== SUPPLIED INFORMATION ==

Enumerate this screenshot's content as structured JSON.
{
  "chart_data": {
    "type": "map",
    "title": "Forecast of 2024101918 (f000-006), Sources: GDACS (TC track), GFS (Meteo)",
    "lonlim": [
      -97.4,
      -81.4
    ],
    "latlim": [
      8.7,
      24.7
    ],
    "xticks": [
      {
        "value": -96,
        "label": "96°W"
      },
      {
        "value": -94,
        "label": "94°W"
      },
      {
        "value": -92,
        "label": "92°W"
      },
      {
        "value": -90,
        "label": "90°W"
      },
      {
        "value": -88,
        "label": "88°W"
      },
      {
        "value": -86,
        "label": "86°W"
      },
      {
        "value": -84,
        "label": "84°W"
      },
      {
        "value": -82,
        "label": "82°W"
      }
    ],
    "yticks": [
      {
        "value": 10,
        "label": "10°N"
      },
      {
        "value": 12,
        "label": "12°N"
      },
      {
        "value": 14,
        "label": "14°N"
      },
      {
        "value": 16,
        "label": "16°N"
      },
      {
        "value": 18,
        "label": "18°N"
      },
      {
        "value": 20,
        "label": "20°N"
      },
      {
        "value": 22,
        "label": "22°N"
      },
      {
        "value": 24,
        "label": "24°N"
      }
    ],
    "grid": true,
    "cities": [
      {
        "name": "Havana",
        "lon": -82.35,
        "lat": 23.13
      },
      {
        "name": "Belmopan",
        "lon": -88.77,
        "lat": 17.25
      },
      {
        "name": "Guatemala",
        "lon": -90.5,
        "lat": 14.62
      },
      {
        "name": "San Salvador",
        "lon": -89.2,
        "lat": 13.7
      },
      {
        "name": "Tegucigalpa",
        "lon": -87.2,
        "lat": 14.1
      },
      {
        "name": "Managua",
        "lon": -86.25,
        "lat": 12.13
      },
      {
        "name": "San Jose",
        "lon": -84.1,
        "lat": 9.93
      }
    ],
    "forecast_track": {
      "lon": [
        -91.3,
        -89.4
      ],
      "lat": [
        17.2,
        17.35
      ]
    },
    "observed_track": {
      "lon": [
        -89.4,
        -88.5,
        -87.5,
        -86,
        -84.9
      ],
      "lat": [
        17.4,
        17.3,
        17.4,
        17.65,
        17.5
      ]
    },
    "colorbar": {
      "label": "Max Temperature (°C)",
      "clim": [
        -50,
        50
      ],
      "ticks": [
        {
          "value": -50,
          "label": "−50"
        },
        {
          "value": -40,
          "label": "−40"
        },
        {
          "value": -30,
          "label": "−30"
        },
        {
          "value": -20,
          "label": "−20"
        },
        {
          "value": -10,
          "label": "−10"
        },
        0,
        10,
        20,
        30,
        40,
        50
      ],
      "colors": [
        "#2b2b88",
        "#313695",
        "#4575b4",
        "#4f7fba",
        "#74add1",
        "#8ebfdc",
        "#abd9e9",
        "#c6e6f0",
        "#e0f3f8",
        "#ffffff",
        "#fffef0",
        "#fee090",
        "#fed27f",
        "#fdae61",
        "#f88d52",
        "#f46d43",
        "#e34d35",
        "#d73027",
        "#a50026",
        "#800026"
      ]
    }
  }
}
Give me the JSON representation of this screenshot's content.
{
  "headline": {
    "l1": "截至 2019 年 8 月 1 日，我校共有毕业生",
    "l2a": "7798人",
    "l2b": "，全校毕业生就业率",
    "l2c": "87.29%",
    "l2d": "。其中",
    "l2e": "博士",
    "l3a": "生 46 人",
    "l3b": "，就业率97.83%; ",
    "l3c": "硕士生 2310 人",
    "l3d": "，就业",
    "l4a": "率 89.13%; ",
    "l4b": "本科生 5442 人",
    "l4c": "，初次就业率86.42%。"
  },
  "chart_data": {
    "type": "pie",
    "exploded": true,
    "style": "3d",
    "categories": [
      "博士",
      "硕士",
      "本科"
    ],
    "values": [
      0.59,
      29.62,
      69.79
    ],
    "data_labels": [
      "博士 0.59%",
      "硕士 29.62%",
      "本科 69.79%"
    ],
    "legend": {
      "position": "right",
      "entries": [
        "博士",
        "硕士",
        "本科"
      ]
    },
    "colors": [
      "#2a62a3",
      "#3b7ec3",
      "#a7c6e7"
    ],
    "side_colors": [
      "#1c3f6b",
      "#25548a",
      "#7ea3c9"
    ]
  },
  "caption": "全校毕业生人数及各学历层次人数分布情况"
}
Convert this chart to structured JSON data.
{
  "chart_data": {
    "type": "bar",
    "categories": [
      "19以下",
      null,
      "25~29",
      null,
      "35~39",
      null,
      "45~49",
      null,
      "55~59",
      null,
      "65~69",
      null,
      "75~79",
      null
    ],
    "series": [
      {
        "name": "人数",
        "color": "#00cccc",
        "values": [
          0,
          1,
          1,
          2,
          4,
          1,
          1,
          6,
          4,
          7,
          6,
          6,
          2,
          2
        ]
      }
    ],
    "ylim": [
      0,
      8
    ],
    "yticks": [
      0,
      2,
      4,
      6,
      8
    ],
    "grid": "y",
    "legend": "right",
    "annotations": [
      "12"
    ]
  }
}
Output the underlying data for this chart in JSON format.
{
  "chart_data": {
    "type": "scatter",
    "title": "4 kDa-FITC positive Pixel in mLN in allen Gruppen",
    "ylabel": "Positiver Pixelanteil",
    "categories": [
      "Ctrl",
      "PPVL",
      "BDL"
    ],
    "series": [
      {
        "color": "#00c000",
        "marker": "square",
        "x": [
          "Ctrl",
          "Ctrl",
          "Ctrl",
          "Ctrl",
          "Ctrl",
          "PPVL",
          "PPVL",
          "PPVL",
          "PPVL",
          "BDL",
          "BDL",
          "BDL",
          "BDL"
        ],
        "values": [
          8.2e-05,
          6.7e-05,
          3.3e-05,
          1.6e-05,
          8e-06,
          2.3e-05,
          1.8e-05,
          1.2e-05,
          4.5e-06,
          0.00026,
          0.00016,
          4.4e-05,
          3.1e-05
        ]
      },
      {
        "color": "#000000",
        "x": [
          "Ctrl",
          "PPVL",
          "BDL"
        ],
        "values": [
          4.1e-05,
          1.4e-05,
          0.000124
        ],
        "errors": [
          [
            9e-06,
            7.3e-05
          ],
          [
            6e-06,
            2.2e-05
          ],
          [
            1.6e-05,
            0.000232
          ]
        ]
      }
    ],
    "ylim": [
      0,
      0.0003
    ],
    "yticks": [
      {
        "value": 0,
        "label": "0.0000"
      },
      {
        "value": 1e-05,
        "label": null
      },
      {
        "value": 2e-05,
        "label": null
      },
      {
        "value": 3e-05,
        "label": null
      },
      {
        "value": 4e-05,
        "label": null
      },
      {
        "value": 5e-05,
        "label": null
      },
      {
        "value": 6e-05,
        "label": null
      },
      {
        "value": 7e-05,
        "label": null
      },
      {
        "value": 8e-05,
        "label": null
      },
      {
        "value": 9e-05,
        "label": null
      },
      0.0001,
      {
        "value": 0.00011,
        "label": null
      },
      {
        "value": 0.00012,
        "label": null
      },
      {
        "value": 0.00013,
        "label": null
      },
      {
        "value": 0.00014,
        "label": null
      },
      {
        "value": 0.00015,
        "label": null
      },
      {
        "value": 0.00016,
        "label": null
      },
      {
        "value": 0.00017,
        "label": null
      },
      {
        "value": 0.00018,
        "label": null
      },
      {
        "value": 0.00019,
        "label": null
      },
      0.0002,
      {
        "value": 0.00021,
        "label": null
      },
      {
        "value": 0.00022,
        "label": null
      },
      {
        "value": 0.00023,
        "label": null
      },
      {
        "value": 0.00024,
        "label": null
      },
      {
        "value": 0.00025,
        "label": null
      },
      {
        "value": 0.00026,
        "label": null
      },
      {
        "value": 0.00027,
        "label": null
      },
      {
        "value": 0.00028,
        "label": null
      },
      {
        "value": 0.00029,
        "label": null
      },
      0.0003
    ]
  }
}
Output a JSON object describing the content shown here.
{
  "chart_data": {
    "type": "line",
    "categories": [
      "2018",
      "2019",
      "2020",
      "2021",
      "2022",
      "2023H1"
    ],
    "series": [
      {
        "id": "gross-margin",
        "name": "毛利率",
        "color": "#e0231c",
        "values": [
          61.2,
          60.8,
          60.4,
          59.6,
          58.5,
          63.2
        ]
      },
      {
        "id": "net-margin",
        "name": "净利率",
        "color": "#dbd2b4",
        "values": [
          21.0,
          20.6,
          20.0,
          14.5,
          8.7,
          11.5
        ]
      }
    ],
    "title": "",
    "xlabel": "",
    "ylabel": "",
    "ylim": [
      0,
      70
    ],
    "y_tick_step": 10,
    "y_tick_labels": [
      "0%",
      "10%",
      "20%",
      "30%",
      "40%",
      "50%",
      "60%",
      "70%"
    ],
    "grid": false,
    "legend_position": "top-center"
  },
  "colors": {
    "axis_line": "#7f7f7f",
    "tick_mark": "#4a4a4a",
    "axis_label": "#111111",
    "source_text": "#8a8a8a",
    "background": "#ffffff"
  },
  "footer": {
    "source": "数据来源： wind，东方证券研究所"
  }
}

===

Scan the material above for the string "name" and report each line where you find it.

**THE RESPONSE**
        "name": "Havana",
        "name": "Belmopan",
        "name": "Guatemala",
        "name": "San Salvador",
        "name": "Tegucigalpa",
        "name": "Managua",
        "name": "San Jose",
        "name": "人数",
        "name": "毛利率",
        "name": "净利率",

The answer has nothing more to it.